What to produce
Pick out all lines of the entries that include the word "Descent" and copy them.

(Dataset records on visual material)

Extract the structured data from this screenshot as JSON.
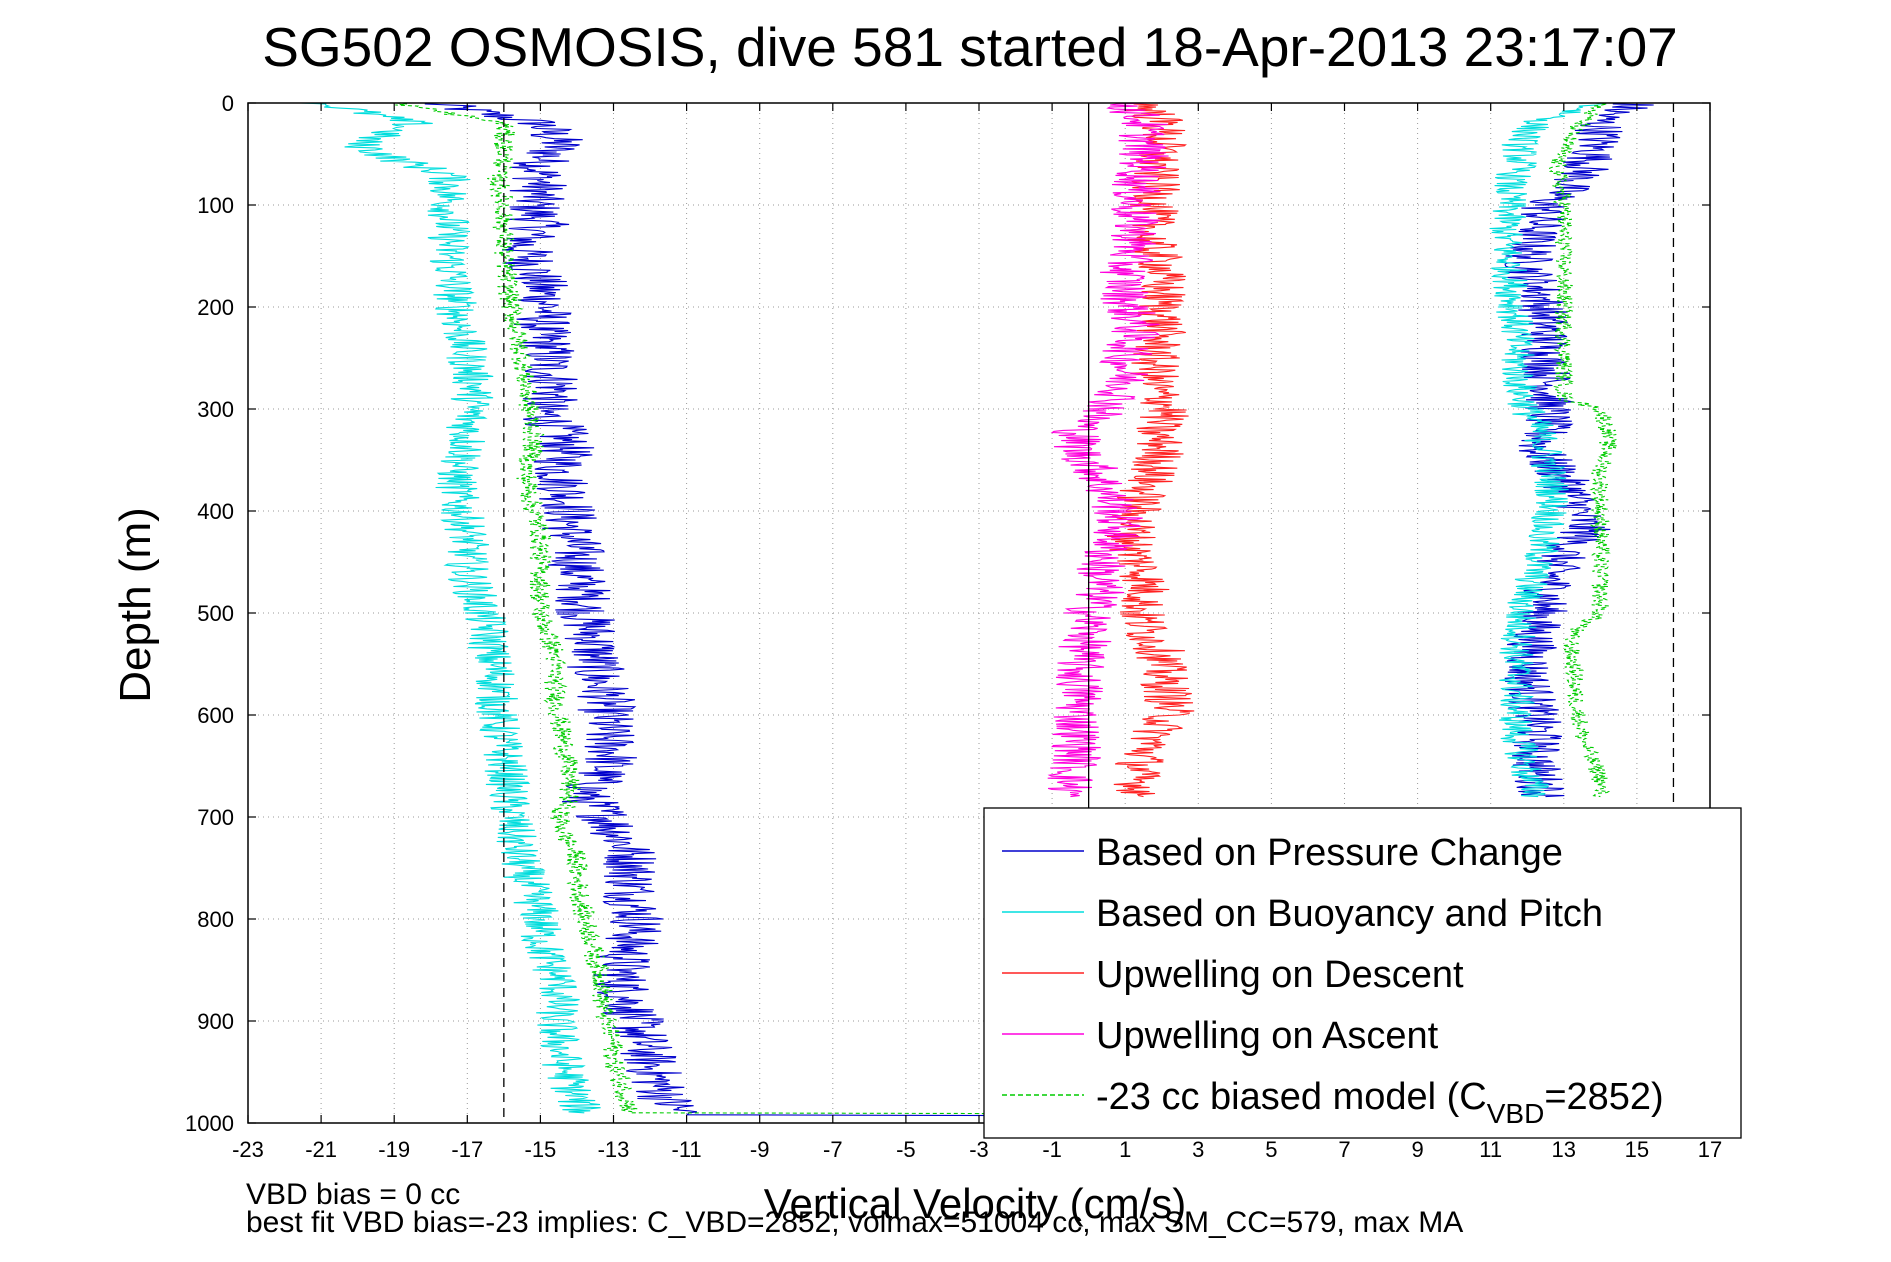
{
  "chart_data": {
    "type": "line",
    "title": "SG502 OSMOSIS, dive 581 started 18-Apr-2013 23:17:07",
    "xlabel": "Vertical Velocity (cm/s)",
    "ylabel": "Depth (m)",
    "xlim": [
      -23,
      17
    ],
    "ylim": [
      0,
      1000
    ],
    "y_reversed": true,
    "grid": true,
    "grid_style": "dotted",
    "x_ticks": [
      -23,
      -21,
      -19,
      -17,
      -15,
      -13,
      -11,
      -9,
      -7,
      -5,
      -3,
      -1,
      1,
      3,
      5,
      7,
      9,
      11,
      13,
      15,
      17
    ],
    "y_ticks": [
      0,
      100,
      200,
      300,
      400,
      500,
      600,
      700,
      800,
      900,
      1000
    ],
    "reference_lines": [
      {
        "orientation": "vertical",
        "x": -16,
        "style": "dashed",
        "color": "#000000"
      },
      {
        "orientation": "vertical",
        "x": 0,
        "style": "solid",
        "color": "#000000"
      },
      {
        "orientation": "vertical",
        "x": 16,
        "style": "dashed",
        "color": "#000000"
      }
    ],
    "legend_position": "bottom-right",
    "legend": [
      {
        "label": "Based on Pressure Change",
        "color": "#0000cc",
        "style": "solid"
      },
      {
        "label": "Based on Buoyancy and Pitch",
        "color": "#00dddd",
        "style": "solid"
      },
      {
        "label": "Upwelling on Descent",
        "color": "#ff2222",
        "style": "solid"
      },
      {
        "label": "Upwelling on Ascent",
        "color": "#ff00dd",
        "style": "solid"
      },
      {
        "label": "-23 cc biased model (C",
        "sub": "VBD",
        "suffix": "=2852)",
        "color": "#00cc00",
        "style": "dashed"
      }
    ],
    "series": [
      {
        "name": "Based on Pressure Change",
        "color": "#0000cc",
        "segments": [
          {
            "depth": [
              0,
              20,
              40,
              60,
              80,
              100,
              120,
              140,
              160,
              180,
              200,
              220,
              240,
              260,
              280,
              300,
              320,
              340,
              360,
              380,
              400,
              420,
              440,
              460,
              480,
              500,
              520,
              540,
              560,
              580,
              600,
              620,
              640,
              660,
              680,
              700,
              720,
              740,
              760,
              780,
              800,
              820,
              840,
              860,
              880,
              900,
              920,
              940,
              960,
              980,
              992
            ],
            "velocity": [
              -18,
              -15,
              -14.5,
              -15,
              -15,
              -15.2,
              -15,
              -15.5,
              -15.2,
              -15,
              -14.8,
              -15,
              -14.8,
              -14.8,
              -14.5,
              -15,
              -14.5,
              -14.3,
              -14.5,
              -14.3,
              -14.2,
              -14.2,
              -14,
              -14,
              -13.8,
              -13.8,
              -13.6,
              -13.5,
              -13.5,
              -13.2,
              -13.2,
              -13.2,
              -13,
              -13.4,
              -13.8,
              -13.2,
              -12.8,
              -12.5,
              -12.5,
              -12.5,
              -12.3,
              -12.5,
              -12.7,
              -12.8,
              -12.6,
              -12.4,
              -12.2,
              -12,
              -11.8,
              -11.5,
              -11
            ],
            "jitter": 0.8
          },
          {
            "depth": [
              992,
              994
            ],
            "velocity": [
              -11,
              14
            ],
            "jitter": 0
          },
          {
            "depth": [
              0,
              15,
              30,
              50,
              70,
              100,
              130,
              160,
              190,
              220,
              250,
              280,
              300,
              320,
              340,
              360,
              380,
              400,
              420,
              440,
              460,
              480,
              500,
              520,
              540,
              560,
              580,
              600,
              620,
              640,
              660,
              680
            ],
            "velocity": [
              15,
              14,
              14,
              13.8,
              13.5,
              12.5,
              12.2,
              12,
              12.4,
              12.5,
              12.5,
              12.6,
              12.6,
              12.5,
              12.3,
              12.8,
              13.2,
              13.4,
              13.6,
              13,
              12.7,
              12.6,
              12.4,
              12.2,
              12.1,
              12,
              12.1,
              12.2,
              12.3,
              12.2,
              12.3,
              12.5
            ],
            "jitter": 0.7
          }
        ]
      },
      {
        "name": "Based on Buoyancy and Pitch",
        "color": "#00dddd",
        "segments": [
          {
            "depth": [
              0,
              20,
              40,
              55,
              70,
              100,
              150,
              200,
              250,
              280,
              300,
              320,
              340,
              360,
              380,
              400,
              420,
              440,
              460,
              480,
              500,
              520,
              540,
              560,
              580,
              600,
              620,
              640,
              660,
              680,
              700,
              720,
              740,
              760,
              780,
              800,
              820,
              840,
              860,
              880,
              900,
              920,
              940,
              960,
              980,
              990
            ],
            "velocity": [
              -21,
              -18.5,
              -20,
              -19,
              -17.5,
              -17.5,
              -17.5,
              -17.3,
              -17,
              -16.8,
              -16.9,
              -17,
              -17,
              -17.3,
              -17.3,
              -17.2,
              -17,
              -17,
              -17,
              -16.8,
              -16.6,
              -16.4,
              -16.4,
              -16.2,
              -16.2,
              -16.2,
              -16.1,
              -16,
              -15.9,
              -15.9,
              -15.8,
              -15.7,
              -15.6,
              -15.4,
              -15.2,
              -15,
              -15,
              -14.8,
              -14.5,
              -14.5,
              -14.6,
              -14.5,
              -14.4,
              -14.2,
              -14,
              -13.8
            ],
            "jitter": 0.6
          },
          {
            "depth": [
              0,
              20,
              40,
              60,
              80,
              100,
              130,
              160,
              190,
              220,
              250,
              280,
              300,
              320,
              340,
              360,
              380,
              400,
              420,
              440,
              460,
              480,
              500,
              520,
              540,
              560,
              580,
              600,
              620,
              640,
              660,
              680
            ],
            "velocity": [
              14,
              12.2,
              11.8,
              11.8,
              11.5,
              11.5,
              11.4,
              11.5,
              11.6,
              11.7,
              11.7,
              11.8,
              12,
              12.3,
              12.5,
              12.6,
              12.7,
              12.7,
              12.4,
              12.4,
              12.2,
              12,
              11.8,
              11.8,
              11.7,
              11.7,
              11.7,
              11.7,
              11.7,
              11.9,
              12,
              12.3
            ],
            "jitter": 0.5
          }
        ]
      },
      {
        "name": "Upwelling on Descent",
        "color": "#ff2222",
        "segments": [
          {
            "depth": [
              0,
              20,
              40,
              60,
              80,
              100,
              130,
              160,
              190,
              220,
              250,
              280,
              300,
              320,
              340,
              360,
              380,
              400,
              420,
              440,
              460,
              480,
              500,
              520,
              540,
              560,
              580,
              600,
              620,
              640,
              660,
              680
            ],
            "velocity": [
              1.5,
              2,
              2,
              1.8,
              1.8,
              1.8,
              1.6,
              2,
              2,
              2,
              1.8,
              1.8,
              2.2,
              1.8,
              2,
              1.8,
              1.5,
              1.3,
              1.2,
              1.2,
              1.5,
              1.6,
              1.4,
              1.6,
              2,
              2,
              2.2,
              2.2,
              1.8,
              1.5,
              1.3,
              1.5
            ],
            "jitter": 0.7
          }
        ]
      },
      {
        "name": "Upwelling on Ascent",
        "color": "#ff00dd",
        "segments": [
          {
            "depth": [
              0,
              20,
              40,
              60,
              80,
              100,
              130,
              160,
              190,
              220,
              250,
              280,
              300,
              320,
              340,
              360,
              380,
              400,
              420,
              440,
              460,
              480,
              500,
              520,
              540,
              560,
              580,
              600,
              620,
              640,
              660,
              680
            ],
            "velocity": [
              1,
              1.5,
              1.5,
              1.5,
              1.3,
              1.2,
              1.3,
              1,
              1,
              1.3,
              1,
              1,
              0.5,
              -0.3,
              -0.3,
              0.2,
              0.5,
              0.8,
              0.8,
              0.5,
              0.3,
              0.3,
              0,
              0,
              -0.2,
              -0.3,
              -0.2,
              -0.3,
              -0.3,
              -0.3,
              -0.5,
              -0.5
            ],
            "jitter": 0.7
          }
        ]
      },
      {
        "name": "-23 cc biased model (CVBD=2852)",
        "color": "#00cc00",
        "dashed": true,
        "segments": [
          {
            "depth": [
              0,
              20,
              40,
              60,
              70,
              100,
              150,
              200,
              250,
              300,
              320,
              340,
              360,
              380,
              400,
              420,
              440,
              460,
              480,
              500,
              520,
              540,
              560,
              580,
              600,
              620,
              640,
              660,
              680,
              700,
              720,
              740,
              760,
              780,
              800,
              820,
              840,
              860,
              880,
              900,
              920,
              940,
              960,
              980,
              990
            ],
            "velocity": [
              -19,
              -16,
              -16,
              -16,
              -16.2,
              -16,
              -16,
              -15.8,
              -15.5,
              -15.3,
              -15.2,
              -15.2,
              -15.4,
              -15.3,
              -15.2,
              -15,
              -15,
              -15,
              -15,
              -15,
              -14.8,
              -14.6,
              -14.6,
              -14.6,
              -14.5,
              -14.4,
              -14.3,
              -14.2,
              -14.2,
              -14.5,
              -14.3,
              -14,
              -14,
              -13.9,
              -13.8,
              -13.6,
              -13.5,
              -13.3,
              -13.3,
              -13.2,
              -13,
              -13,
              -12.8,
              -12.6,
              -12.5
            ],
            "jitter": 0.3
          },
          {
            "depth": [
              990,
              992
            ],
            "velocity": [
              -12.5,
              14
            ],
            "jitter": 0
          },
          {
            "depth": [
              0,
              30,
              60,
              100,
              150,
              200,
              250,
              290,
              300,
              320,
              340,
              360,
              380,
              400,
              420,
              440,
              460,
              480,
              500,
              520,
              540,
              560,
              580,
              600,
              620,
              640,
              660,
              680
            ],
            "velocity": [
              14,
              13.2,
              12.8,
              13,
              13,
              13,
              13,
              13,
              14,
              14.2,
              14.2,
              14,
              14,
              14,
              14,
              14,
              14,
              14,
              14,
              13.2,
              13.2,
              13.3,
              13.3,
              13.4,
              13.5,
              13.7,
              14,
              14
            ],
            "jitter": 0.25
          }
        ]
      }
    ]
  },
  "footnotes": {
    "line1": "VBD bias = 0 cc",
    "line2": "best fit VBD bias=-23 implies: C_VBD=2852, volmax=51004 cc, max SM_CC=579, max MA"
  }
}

Exercise output
        "label": "Upwelling on Descent",
        "name": "Upwelling on Descent",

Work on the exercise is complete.